Raw records -
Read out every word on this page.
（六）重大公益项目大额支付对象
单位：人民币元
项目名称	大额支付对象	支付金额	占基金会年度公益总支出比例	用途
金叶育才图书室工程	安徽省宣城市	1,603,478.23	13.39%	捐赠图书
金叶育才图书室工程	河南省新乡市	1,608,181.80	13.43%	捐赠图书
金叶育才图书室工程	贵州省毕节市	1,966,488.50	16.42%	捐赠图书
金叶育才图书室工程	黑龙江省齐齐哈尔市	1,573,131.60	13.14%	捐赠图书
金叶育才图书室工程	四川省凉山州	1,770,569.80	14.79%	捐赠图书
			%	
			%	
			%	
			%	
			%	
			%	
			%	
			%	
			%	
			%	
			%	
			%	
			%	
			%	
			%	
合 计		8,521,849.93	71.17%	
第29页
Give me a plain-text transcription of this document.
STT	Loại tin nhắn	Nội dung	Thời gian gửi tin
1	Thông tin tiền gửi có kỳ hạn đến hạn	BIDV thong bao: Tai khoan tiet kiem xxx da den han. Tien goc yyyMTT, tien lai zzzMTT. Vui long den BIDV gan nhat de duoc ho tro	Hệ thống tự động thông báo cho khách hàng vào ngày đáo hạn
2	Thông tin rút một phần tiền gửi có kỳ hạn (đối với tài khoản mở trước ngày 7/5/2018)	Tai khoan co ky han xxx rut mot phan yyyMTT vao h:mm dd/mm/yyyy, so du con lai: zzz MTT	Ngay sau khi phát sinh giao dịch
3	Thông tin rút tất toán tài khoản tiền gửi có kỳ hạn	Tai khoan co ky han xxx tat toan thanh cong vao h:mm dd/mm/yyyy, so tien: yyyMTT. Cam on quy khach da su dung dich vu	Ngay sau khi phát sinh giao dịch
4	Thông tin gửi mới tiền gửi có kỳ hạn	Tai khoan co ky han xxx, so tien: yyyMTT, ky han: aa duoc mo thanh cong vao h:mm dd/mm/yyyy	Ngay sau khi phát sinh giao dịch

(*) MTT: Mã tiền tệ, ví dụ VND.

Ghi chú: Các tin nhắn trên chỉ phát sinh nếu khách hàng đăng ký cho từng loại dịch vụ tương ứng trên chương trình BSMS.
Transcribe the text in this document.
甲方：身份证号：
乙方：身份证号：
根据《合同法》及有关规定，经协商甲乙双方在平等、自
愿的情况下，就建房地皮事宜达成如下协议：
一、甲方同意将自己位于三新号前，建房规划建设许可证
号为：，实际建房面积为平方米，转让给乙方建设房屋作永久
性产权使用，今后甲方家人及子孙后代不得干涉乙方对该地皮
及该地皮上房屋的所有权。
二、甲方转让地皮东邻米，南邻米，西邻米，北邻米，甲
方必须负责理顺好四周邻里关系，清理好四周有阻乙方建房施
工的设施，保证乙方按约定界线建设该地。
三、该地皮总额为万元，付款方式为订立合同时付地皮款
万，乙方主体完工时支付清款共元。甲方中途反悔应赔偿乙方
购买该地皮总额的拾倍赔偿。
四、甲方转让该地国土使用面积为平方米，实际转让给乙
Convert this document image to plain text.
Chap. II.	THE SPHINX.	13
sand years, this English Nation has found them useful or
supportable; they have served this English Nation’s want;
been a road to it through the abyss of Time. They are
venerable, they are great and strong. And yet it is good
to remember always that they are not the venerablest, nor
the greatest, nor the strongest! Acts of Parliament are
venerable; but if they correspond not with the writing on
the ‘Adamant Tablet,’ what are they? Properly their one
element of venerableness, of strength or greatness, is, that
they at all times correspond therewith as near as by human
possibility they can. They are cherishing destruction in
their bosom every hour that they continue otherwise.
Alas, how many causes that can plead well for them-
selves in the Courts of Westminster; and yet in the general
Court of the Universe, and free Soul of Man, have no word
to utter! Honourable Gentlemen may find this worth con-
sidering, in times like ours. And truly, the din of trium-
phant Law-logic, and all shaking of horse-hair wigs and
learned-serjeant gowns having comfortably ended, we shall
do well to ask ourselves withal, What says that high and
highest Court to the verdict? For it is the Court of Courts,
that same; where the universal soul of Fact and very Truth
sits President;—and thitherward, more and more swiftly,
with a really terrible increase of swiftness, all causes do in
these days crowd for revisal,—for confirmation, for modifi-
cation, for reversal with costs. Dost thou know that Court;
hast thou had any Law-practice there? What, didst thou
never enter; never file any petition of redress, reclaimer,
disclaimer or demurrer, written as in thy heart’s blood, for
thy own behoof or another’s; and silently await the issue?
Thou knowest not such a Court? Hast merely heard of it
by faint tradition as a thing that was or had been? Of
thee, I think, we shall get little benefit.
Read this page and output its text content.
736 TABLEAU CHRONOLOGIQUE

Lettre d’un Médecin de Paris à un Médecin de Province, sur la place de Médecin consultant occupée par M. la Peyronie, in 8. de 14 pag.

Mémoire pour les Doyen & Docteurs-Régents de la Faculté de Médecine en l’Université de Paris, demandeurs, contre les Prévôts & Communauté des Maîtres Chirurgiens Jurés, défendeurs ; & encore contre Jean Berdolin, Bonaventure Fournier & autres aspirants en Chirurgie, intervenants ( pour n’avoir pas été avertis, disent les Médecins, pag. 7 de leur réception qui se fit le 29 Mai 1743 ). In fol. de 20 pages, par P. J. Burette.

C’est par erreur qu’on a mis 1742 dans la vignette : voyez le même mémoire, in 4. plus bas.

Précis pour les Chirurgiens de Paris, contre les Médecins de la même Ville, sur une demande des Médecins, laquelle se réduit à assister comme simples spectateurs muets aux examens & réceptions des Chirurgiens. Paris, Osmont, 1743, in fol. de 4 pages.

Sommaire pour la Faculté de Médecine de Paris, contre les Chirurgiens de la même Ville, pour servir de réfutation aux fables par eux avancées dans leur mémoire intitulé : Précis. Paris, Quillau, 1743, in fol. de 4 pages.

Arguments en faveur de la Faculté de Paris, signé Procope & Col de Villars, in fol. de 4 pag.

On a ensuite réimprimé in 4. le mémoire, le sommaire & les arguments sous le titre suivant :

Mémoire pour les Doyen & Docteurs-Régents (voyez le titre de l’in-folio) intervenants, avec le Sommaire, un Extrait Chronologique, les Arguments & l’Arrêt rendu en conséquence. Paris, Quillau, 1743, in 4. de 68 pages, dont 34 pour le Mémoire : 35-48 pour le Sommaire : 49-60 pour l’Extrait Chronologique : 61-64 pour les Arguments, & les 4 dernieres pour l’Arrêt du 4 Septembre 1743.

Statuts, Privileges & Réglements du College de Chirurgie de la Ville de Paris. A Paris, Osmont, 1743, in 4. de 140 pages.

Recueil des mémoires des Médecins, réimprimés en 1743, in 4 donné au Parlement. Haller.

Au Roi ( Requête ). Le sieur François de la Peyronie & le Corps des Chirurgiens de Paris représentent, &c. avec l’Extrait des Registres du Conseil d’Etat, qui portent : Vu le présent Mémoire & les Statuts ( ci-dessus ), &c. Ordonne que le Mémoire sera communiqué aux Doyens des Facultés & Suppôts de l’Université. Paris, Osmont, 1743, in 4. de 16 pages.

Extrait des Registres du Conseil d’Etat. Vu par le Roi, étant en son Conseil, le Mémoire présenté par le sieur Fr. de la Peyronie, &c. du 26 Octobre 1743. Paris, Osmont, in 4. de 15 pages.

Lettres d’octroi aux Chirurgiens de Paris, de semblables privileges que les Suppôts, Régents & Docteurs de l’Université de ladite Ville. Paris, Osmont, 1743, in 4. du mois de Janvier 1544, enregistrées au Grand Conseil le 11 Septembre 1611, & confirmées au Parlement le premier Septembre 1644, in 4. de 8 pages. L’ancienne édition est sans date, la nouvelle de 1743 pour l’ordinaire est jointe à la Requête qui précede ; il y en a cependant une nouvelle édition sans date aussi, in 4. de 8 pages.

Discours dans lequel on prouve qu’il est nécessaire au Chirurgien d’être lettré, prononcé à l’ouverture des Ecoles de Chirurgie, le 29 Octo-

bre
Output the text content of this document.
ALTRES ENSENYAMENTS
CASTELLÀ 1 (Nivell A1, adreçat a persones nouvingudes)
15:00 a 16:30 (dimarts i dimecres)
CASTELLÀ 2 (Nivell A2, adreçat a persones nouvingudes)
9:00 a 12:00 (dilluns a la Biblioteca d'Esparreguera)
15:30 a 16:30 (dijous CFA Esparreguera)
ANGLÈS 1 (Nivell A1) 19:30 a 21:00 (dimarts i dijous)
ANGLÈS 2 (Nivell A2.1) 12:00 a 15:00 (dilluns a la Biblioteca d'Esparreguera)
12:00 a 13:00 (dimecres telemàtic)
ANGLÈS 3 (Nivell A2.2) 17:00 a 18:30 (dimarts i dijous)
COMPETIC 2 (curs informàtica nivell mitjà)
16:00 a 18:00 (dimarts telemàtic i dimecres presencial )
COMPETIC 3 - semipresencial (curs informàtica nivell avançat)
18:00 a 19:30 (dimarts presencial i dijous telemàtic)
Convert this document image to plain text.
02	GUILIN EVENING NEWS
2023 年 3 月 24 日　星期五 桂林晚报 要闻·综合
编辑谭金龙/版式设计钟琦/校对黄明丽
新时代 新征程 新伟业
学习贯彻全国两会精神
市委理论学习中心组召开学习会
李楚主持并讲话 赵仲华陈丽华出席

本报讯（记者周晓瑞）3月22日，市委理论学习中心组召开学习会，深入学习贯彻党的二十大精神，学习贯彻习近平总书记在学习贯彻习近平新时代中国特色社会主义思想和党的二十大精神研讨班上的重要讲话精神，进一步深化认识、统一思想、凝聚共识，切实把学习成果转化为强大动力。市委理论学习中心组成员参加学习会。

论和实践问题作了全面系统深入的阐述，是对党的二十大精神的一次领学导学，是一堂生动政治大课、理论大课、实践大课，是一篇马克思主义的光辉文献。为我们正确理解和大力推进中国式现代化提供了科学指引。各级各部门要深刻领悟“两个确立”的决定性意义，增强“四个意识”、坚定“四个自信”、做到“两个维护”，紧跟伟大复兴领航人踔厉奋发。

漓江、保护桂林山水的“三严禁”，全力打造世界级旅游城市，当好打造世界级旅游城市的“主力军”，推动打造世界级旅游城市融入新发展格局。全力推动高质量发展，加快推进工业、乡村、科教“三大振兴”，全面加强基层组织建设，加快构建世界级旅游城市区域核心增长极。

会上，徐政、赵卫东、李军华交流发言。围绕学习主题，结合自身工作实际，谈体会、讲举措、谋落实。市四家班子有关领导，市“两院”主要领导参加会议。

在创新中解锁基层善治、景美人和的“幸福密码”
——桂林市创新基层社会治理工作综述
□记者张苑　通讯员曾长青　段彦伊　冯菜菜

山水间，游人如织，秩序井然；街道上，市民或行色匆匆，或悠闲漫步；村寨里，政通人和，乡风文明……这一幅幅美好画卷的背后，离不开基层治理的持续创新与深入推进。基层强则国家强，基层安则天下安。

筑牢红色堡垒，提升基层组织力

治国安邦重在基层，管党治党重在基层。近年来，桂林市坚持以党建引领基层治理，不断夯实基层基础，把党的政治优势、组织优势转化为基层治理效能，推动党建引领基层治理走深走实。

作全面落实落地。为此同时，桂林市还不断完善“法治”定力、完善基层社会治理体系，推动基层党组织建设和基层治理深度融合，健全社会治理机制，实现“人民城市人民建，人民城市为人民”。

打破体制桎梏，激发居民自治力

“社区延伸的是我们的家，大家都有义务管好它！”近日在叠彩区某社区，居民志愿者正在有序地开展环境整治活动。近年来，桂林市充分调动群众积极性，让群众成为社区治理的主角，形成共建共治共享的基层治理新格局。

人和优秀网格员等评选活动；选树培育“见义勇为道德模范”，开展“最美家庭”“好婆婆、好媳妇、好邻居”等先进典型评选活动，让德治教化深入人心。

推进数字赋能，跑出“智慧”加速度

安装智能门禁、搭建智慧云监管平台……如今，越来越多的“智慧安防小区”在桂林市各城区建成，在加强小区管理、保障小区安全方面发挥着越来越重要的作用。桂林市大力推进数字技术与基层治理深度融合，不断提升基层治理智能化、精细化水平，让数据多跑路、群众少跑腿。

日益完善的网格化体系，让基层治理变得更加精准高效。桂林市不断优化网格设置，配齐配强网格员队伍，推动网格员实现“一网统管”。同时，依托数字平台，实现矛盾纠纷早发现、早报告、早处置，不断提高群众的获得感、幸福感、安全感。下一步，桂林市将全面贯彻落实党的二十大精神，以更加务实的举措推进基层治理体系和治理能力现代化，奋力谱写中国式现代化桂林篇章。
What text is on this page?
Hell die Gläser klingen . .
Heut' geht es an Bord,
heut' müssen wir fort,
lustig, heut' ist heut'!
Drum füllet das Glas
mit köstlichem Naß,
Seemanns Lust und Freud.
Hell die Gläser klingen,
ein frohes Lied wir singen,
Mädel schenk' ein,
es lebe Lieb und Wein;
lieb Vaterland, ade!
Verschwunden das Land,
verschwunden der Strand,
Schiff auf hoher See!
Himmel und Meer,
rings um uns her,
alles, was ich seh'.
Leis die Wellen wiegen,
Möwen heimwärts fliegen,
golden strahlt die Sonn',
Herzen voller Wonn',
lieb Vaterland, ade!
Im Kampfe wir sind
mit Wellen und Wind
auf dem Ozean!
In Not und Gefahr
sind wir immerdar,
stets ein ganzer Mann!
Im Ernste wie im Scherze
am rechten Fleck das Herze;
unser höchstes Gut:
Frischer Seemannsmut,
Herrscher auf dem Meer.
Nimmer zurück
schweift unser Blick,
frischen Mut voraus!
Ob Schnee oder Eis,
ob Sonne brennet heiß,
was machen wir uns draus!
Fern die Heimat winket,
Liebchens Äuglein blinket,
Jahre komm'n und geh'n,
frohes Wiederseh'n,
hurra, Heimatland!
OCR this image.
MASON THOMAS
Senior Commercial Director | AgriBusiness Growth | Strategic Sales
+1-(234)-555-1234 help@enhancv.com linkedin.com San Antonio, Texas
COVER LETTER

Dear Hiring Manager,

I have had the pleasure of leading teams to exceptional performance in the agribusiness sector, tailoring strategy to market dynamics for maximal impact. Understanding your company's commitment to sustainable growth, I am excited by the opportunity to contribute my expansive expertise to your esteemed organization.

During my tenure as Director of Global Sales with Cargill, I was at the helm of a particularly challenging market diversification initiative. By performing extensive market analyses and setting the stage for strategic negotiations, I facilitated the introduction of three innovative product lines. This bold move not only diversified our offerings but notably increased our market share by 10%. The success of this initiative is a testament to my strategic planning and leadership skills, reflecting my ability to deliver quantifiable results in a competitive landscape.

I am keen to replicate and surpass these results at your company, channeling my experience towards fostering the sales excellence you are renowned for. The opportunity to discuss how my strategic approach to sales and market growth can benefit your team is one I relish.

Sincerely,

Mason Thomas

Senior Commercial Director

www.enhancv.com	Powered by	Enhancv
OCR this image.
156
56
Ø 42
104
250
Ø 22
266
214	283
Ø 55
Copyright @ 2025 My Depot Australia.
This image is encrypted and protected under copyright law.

Task brief - Count every line bearing the word "nhắn"; report the total only.

Answer to this problem - 2